- What the task requires: Using the data below, gather each line that includes the word "handbook".

#### Raw data

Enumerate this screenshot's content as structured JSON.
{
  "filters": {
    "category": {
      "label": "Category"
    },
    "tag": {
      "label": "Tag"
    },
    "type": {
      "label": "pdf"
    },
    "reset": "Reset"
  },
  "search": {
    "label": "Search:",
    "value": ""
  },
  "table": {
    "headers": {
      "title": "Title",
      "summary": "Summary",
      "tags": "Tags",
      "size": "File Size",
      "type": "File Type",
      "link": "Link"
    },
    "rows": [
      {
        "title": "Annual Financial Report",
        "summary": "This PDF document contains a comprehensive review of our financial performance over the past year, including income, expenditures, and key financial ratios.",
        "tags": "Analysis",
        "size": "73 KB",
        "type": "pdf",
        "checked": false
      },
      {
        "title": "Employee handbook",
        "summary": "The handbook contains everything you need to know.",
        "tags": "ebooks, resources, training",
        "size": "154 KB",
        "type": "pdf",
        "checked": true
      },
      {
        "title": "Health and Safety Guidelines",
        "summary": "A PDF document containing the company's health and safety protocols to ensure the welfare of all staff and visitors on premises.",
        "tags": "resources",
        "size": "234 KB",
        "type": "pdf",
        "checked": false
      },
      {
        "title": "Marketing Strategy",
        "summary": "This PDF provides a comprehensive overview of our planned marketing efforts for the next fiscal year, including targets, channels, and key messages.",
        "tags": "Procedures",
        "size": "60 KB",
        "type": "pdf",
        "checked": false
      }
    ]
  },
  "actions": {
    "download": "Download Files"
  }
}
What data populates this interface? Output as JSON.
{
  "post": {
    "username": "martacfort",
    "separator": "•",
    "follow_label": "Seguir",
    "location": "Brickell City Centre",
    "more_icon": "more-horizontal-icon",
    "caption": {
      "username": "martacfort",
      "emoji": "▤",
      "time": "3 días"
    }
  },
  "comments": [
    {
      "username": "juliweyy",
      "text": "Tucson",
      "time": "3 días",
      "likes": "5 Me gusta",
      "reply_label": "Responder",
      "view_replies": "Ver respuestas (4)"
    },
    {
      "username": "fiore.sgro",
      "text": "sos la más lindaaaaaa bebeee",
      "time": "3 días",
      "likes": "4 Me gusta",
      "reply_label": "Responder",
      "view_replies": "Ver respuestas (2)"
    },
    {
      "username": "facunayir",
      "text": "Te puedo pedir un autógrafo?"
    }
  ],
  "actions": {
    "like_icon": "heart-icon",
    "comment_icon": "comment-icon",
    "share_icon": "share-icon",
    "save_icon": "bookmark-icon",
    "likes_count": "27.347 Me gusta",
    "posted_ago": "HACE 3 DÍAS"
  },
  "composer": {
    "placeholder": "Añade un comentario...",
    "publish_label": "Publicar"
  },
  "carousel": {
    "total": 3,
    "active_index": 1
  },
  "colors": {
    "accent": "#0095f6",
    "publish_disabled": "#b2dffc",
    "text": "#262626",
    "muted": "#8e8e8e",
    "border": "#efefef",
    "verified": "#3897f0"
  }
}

########

- Task result:
        "title": "Employee handbook",
        "summary": "The handbook contains everything you need to know.",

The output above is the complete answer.